**Exercise brief:** Rewrite the lines below with every occurrence of "elements" changed to "items". Leave everything else unchanged.

----

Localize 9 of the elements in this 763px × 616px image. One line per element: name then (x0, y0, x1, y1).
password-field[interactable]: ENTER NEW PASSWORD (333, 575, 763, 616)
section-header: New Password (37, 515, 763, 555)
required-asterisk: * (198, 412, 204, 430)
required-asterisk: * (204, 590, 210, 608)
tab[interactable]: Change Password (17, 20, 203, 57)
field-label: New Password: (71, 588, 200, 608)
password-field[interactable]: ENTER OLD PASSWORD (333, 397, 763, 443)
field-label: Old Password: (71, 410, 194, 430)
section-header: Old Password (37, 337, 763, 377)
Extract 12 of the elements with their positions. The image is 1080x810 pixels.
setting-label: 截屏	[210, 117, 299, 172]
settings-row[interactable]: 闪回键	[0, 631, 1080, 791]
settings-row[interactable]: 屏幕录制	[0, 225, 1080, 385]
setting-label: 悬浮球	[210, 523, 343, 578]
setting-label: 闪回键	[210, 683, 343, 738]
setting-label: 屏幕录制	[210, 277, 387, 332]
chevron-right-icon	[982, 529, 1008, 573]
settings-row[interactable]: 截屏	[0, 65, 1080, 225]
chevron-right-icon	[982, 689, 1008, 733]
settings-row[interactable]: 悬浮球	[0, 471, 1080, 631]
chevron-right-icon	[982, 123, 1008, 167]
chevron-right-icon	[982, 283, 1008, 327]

----

**Full answer:**
Localize 9 of the items in this 763px × 616px image. One line per element: name then (x0, y0, x1, y1).
password-field[interactable]: ENTER NEW PASSWORD (333, 575, 763, 616)
section-header: New Password (37, 515, 763, 555)
required-asterisk: * (198, 412, 204, 430)
required-asterisk: * (204, 590, 210, 608)
tab[interactable]: Change Password (17, 20, 203, 57)
field-label: New Password: (71, 588, 200, 608)
password-field[interactable]: ENTER OLD PASSWORD (333, 397, 763, 443)
field-label: Old Password: (71, 410, 194, 430)
section-header: Old Password (37, 337, 763, 377)
Extract 12 of the items with their positions. The image is 1080x810 pixels.
setting-label: 截屏	[210, 117, 299, 172]
settings-row[interactable]: 闪回键	[0, 631, 1080, 791]
settings-row[interactable]: 屏幕录制	[0, 225, 1080, 385]
setting-label: 悬浮球	[210, 523, 343, 578]
setting-label: 闪回键	[210, 683, 343, 738]
setting-label: 屏幕录制	[210, 277, 387, 332]
chevron-right-icon	[982, 529, 1008, 573]
settings-row[interactable]: 截屏	[0, 65, 1080, 225]
chevron-right-icon	[982, 689, 1008, 733]
settings-row[interactable]: 悬浮球	[0, 471, 1080, 631]
chevron-right-icon	[982, 123, 1008, 167]
chevron-right-icon	[982, 283, 1008, 327]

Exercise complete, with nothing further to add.